_GIVEN RECORDS:_
--------
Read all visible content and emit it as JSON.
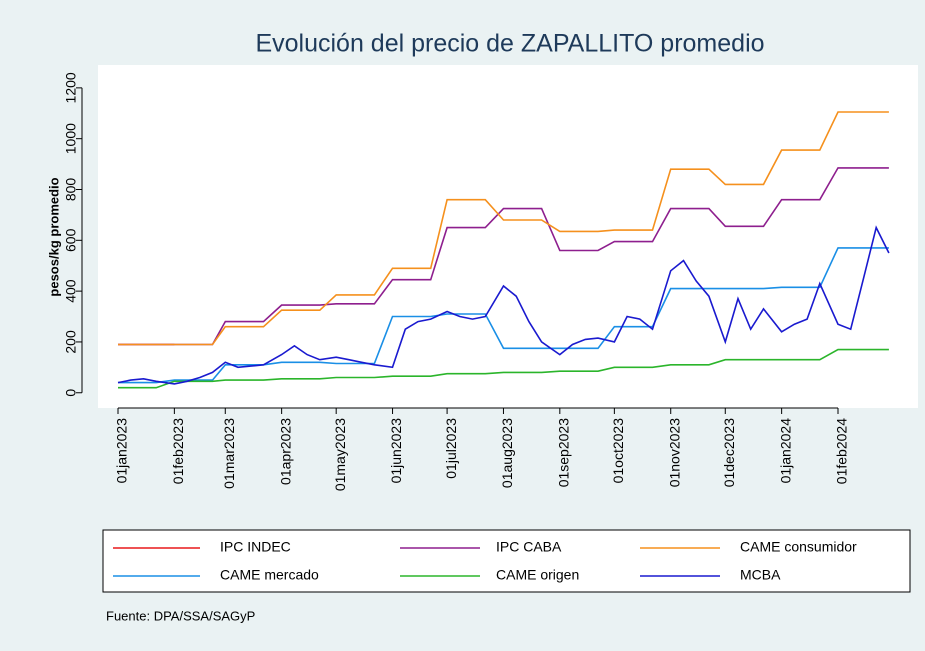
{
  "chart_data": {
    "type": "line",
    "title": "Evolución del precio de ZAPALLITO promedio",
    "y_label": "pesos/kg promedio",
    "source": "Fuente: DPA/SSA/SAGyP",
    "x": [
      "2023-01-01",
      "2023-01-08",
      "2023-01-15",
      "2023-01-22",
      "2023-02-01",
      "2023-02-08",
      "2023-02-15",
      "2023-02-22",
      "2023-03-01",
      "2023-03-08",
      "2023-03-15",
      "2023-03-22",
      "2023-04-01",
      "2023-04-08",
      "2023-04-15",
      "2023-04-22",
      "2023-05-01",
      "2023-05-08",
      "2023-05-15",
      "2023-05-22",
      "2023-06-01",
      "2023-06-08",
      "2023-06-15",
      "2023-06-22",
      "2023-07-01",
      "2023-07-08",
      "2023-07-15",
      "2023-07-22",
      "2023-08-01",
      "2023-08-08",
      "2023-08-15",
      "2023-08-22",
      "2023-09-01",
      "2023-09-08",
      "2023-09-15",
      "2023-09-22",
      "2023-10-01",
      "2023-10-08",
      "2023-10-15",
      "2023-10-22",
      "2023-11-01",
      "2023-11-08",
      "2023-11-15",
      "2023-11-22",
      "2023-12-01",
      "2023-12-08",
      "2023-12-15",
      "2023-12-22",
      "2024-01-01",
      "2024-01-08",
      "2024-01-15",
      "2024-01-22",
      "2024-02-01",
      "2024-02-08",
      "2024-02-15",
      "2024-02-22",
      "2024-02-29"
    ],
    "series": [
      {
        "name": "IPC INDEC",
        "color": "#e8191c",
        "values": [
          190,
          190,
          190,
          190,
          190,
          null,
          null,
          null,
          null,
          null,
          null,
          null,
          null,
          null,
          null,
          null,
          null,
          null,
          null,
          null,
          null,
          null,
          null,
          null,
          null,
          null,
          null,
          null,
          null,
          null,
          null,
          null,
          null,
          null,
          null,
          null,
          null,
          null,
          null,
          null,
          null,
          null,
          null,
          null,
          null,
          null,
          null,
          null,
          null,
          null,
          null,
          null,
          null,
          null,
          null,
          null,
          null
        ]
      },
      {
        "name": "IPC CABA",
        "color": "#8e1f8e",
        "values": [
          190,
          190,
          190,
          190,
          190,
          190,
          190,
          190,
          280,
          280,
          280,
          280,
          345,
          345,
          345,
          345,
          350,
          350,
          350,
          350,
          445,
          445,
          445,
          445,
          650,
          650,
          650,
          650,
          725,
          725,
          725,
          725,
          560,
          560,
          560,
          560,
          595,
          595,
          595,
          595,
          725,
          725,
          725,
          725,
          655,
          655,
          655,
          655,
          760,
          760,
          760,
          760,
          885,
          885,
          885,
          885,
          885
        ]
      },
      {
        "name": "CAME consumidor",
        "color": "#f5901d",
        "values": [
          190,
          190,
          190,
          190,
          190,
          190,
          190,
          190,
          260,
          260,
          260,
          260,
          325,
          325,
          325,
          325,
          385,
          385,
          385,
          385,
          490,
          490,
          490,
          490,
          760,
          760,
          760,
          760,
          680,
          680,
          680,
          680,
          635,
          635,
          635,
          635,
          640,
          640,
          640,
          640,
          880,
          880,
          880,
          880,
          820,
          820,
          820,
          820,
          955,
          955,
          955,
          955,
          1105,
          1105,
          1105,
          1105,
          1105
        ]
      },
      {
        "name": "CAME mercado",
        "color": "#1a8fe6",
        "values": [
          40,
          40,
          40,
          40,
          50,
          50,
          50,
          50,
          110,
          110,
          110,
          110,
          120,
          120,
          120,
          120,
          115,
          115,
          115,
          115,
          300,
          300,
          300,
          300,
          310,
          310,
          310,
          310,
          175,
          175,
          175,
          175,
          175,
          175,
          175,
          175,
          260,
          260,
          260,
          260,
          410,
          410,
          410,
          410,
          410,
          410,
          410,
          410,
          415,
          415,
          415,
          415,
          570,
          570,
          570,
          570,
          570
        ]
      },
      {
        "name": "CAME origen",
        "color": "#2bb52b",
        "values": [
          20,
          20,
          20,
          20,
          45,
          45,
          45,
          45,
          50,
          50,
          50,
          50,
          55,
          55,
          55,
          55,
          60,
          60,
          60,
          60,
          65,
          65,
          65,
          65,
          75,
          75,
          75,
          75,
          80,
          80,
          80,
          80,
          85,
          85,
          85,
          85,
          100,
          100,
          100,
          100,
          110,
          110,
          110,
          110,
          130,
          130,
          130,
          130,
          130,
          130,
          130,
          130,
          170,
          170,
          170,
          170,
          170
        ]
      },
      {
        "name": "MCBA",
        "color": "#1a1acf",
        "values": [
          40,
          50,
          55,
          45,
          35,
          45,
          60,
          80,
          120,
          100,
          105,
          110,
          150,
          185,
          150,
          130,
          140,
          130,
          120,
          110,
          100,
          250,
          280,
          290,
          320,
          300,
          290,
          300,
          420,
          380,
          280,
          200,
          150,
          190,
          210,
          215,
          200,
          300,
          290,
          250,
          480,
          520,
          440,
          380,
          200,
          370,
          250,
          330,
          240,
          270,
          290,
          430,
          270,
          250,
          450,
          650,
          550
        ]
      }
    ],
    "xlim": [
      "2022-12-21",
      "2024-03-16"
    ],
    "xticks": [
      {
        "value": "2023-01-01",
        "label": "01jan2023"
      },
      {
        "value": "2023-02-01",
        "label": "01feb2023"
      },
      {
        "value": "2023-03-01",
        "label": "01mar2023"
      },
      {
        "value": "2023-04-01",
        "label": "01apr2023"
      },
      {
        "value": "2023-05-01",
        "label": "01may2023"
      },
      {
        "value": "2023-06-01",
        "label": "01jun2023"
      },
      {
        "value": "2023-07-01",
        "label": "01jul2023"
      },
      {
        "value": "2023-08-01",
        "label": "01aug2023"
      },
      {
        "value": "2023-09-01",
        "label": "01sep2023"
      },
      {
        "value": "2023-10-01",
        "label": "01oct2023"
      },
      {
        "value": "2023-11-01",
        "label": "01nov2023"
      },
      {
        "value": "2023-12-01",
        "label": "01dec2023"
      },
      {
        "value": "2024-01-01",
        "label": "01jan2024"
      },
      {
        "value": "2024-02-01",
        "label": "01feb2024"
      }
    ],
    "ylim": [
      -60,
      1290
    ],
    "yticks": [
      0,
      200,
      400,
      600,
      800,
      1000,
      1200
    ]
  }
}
--------
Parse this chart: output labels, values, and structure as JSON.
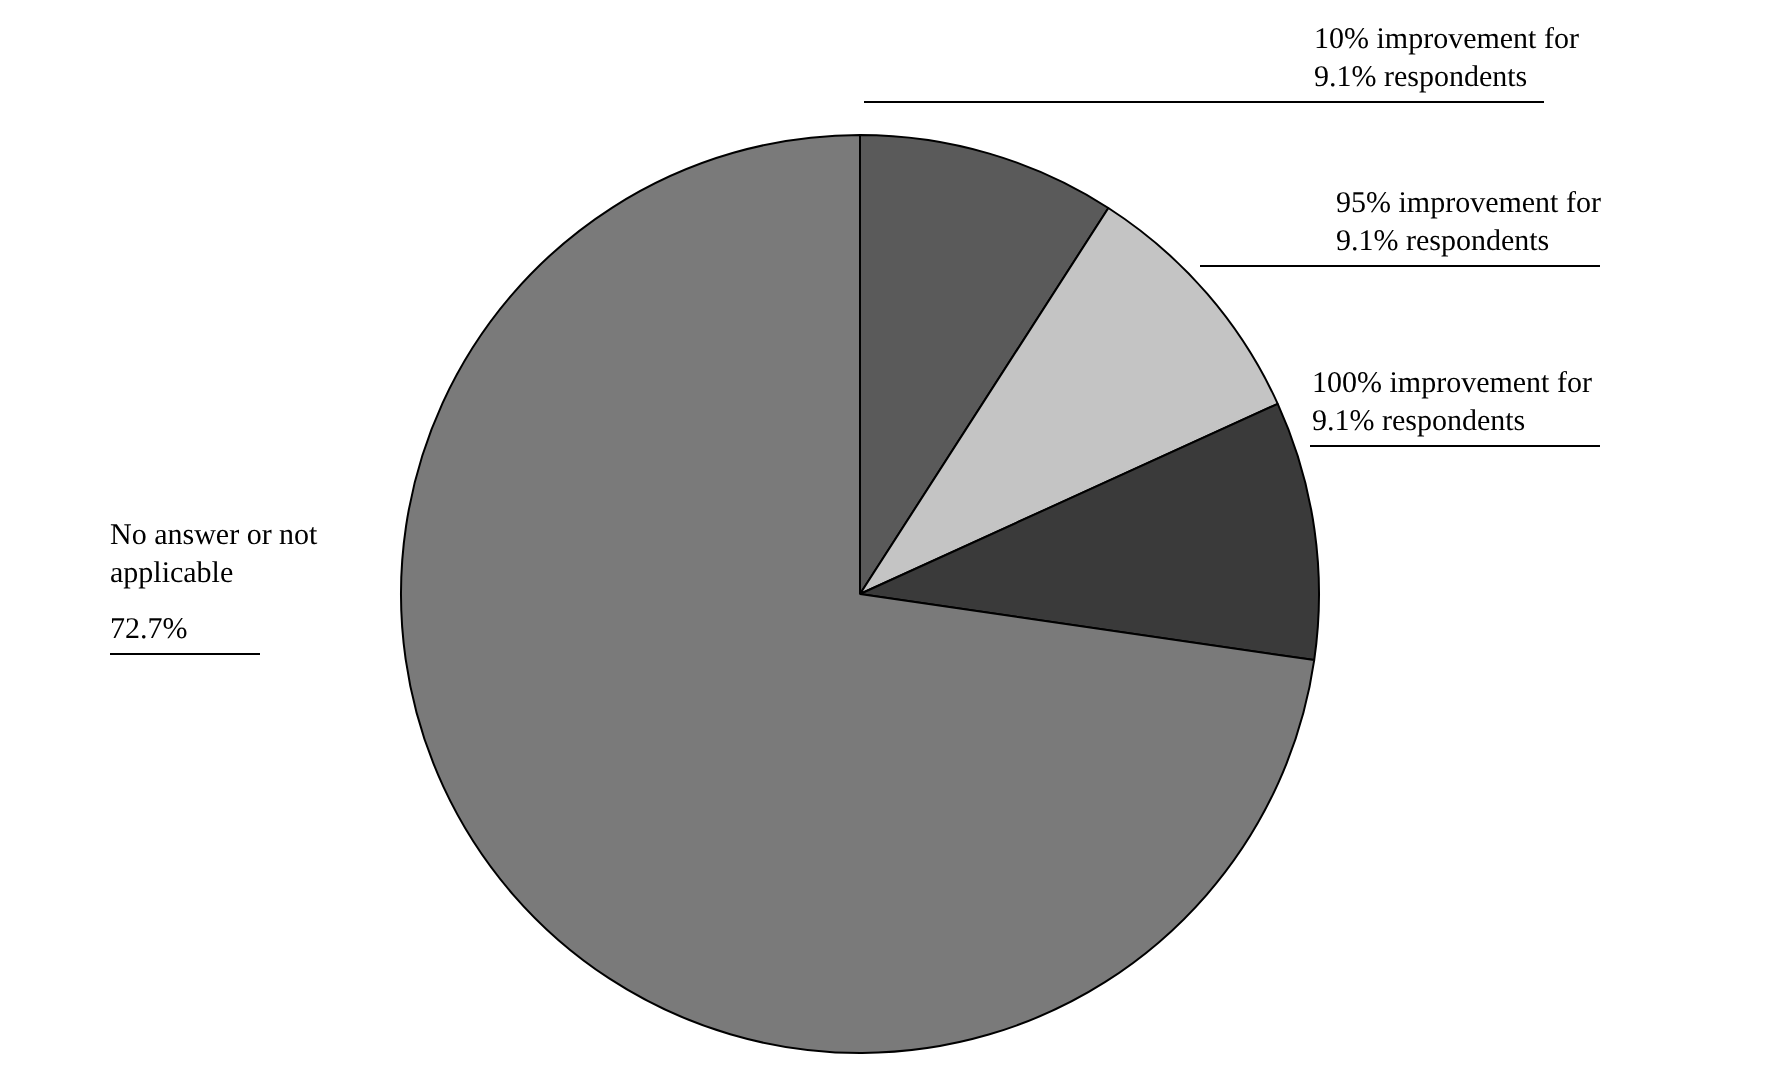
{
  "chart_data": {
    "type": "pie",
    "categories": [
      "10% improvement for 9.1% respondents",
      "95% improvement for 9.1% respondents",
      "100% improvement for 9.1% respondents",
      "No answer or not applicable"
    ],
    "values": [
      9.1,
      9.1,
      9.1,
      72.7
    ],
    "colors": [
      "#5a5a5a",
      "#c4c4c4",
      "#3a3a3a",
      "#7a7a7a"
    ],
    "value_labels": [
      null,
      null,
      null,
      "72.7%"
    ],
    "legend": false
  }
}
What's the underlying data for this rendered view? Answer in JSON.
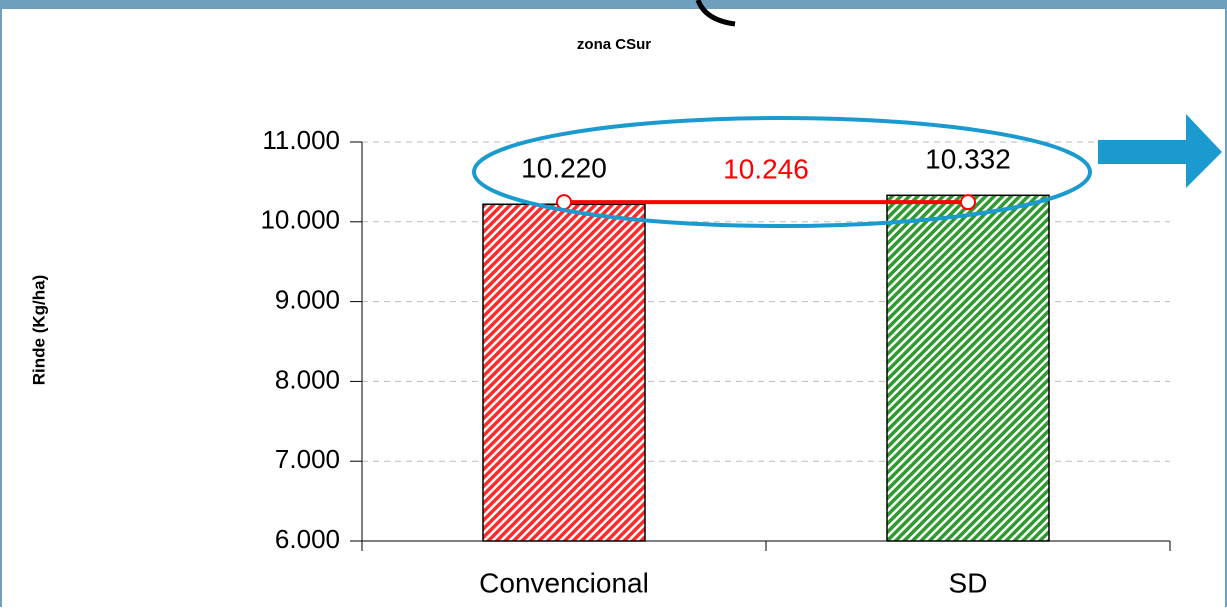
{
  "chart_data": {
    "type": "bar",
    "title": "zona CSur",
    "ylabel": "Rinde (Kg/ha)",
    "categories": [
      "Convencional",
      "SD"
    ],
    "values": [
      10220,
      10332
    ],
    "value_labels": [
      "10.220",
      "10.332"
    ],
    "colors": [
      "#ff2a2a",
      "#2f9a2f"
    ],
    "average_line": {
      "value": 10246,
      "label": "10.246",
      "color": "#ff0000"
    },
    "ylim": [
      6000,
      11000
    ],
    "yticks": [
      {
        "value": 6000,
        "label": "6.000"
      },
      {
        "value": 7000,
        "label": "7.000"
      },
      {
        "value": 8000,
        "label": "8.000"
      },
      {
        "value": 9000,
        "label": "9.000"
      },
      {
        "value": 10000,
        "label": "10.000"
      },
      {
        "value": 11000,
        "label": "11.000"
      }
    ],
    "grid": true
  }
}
--------
_TASK OBJECTIVE:_ Reply with the number of lines in the preceding entries that contain "respondents", and no other words.

_EXPECTED OUTPUT:_ 3